Records excerpted from a collection:
----------
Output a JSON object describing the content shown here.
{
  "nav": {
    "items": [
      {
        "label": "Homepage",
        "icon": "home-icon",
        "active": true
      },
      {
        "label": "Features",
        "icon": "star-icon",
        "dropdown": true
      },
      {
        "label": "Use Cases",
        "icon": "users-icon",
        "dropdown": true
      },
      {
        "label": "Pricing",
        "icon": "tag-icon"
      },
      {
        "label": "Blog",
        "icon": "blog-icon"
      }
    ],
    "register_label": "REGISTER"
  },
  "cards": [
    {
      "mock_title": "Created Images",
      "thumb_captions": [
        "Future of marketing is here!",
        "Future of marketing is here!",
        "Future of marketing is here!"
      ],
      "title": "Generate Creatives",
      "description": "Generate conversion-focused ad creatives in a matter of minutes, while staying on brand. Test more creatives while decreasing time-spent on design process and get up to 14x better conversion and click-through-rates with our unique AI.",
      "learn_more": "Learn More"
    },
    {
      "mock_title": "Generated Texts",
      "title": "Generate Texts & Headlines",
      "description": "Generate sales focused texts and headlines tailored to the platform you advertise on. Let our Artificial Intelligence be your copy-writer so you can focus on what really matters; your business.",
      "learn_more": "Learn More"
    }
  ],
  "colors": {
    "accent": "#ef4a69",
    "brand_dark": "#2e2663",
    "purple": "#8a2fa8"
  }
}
----------
_WHAT YOU NEED TO DO_
Return each line in the records that holds the string "here".

_COMPLETE RESPONSE_
Output a JSON object describing the content shown here.
        "Future of marketing is here!",
        "Future of marketing is here!",
        "Future of marketing is here!"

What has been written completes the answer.